--- Start ENTRIES SUPPLIED ---

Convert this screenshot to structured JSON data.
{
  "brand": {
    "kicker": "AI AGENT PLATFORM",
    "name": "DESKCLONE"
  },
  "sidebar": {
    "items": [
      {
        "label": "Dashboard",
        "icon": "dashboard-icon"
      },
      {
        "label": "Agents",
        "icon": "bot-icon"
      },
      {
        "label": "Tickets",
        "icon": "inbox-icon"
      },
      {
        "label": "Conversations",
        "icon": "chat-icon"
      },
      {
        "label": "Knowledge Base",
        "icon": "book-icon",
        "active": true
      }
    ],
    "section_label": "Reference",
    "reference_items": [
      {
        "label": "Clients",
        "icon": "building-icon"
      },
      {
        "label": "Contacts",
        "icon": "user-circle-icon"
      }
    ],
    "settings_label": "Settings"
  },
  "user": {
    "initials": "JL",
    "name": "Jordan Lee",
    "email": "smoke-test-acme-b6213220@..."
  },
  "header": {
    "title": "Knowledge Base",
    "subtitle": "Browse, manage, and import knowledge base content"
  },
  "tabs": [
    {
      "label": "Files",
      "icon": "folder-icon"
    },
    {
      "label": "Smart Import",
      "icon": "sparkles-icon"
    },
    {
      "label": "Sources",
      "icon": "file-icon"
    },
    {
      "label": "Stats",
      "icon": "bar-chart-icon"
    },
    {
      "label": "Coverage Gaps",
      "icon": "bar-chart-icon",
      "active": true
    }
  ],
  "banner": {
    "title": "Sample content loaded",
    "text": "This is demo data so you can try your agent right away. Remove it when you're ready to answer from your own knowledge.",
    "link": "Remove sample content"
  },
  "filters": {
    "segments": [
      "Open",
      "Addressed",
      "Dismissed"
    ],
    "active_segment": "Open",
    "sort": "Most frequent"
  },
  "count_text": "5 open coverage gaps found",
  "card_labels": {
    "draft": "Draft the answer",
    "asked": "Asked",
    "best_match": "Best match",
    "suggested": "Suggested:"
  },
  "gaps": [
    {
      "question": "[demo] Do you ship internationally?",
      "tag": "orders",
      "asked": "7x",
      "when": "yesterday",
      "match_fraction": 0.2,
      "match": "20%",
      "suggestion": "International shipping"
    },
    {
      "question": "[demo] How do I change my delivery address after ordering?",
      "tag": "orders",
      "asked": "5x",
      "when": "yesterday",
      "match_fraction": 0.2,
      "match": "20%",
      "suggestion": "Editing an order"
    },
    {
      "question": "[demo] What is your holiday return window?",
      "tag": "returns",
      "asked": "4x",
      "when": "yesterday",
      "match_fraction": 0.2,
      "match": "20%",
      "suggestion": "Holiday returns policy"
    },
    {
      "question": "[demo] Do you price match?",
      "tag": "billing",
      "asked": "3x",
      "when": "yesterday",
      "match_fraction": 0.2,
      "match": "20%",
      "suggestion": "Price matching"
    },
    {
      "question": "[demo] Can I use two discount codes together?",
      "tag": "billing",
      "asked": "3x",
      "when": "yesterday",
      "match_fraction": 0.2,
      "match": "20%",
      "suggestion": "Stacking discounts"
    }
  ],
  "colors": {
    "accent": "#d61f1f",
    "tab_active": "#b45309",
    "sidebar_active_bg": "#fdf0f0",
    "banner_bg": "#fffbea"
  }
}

--- End ENTRIES SUPPLIED ---

EXERCISE INSTRUCTIONS:
All records above must be set down exactly, please.

EXERCISE RESULT:
Convert this screenshot to structured JSON data.
{
  "brand": {
    "kicker": "AI AGENT PLATFORM",
    "name": "DESKCLONE"
  },
  "sidebar": {
    "items": [
      {
        "label": "Dashboard",
        "icon": "dashboard-icon"
      },
      {
        "label": "Agents",
        "icon": "bot-icon"
      },
      {
        "label": "Tickets",
        "icon": "inbox-icon"
      },
      {
        "label": "Conversations",
        "icon": "chat-icon"
      },
      {
        "label": "Knowledge Base",
        "icon": "book-icon",
        "active": true
      }
    ],
    "section_label": "Reference",
    "reference_items": [
      {
        "label": "Clients",
        "icon": "building-icon"
      },
      {
        "label": "Contacts",
        "icon": "user-circle-icon"
      }
    ],
    "settings_label": "Settings"
  },
  "user": {
    "initials": "JL",
    "name": "Jordan Lee",
    "email": "smoke-test-acme-b6213220@..."
  },
  "header": {
    "title": "Knowledge Base",
    "subtitle": "Browse, manage, and import knowledge base content"
  },
  "tabs": [
    {
      "label": "Files",
      "icon": "folder-icon"
    },
    {
      "label": "Smart Import",
      "icon": "sparkles-icon"
    },
    {
      "label": "Sources",
      "icon": "file-icon"
    },
    {
      "label": "Stats",
      "icon": "bar-chart-icon"
    },
    {
      "label": "Coverage Gaps",
      "icon": "bar-chart-icon",
      "active": true
    }
  ],
  "banner": {
    "title": "Sample content loaded",
    "text": "This is demo data so you can try your agent right away. Remove it when you're ready to answer from your own knowledge.",
    "link": "Remove sample content"
  },
  "filters": {
    "segments": [
      "Open",
      "Addressed",
      "Dismissed"
    ],
    "active_segment": "Open",
    "sort": "Most frequent"
  },
  "count_text": "5 open coverage gaps found",
  "card_labels": {
    "draft": "Draft the answer",
    "asked": "Asked",
    "best_match": "Best match",
    "suggested": "Suggested:"
  },
  "gaps": [
    {
      "question": "[demo] Do you ship internationally?",
      "tag": "orders",
      "asked": "7x",
      "when": "yesterday",
      "match_fraction": 0.2,
      "match": "20%",
      "suggestion": "International shipping"
    },
    {
      "question": "[demo] How do I change my delivery address after ordering?",
      "tag": "orders",
      "asked": "5x",
      "when": "yesterday",
      "match_fraction": 0.2,
      "match": "20%",
      "suggestion": "Editing an order"
    },
    {
      "question": "[demo] What is your holiday return window?",
      "tag": "returns",
      "asked": "4x",
      "when": "yesterday",
      "match_fraction": 0.2,
      "match": "20%",
      "suggestion": "Holiday returns policy"
    },
    {
      "question": "[demo] Do you price match?",
      "tag": "billing",
      "asked": "3x",
      "when": "yesterday",
      "match_fraction": 0.2,
      "match": "20%",
      "suggestion": "Price matching"
    },
    {
      "question": "[demo] Can I use two discount codes together?",
      "tag": "billing",
      "asked": "3x",
      "when": "yesterday",
      "match_fraction": 0.2,
      "match": "20%",
      "suggestion": "Stacking discounts"
    }
  ],
  "colors": {
    "accent": "#d61f1f",
    "tab_active": "#b45309",
    "sidebar_active_bg": "#fdf0f0",
    "banner_bg": "#fffbea"
  }
}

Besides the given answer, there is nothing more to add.